(GIVEN TASK): Copy, from the entries below, each line where the word "客户所属行业" can be found.

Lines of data
START
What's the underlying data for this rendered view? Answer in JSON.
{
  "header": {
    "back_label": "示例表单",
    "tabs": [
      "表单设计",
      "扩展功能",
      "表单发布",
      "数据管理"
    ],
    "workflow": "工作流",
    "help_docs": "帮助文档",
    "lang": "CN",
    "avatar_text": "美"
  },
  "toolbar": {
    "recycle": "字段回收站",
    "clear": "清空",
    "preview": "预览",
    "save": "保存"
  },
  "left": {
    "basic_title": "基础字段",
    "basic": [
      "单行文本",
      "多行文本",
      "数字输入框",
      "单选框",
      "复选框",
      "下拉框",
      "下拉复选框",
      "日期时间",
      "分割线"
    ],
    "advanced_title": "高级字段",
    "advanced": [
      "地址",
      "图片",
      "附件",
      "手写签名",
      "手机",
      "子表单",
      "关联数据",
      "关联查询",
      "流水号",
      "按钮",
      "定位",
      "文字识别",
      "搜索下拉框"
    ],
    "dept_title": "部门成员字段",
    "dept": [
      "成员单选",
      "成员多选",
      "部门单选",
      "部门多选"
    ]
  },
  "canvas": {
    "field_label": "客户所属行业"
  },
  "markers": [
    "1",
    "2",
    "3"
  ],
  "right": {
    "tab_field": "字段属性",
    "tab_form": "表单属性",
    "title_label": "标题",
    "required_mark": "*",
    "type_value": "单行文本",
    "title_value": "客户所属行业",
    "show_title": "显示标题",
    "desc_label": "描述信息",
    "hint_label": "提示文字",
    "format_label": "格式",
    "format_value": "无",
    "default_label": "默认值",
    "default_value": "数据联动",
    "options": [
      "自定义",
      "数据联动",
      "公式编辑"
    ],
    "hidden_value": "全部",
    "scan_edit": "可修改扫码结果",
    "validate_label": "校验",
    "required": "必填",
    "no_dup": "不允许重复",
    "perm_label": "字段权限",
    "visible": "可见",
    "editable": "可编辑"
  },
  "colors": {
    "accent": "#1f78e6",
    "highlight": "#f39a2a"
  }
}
END
(TASK SOLUTION):
    "field_label": "客户所属行业"
    "title_value": "客户所属行业",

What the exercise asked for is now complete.